- Given request: Reproduce all of the data exactly.

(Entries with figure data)
****************
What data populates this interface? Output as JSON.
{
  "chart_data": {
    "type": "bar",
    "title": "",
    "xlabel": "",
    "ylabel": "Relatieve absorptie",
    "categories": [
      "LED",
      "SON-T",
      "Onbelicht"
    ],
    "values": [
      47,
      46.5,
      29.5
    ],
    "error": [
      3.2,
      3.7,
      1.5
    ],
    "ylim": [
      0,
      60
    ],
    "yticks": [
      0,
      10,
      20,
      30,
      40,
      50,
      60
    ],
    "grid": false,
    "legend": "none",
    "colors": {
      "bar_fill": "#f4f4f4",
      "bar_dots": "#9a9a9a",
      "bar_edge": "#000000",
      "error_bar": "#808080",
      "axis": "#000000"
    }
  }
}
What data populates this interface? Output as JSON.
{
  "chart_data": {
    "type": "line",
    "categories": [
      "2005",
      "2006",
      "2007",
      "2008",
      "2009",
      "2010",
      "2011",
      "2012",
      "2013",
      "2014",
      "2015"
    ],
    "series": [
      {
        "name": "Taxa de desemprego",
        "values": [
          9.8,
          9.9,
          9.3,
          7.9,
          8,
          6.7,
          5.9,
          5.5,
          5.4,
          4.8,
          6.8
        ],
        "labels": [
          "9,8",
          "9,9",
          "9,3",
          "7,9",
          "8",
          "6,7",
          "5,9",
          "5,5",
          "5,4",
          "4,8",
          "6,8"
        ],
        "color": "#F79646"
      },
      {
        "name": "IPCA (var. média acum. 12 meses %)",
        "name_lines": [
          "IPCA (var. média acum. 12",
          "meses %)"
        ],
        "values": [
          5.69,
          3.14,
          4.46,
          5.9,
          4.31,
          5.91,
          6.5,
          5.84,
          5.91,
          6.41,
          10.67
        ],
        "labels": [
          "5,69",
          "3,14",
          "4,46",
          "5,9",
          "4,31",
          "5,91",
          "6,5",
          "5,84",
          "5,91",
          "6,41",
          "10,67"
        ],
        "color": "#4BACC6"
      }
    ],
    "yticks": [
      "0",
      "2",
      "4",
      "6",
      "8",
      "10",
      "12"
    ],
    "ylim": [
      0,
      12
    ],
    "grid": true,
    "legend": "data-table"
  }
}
****************
- Solution to the problem:
What data populates this interface? Output as JSON.
{
  "chart_data": {
    "type": "bar",
    "title": "",
    "xlabel": "",
    "ylabel": "Relatieve absorptie",
    "categories": [
      "LED",
      "SON-T",
      "Onbelicht"
    ],
    "values": [
      47,
      46.5,
      29.5
    ],
    "error": [
      3.2,
      3.7,
      1.5
    ],
    "ylim": [
      0,
      60
    ],
    "yticks": [
      0,
      10,
      20,
      30,
      40,
      50,
      60
    ],
    "grid": false,
    "legend": "none",
    "colors": {
      "bar_fill": "#f4f4f4",
      "bar_dots": "#9a9a9a",
      "bar_edge": "#000000",
      "error_bar": "#808080",
      "axis": "#000000"
    }
  }
}
What data populates this interface? Output as JSON.
{
  "chart_data": {
    "type": "line",
    "categories": [
      "2005",
      "2006",
      "2007",
      "2008",
      "2009",
      "2010",
      "2011",
      "2012",
      "2013",
      "2014",
      "2015"
    ],
    "series": [
      {
        "name": "Taxa de desemprego",
        "values": [
          9.8,
          9.9,
          9.3,
          7.9,
          8,
          6.7,
          5.9,
          5.5,
          5.4,
          4.8,
          6.8
        ],
        "labels": [
          "9,8",
          "9,9",
          "9,3",
          "7,9",
          "8",
          "6,7",
          "5,9",
          "5,5",
          "5,4",
          "4,8",
          "6,8"
        ],
        "color": "#F79646"
      },
      {
        "name": "IPCA (var. média acum. 12 meses %)",
        "name_lines": [
          "IPCA (var. média acum. 12",
          "meses %)"
        ],
        "values": [
          5.69,
          3.14,
          4.46,
          5.9,
          4.31,
          5.91,
          6.5,
          5.84,
          5.91,
          6.41,
          10.67
        ],
        "labels": [
          "5,69",
          "3,14",
          "4,46",
          "5,9",
          "4,31",
          "5,91",
          "6,5",
          "5,84",
          "5,91",
          "6,41",
          "10,67"
        ],
        "color": "#4BACC6"
      }
    ],
    "yticks": [
      "0",
      "2",
      "4",
      "6",
      "8",
      "10",
      "12"
    ],
    "ylim": [
      0,
      12
    ],
    "grid": true,
    "legend": "data-table"
  }
}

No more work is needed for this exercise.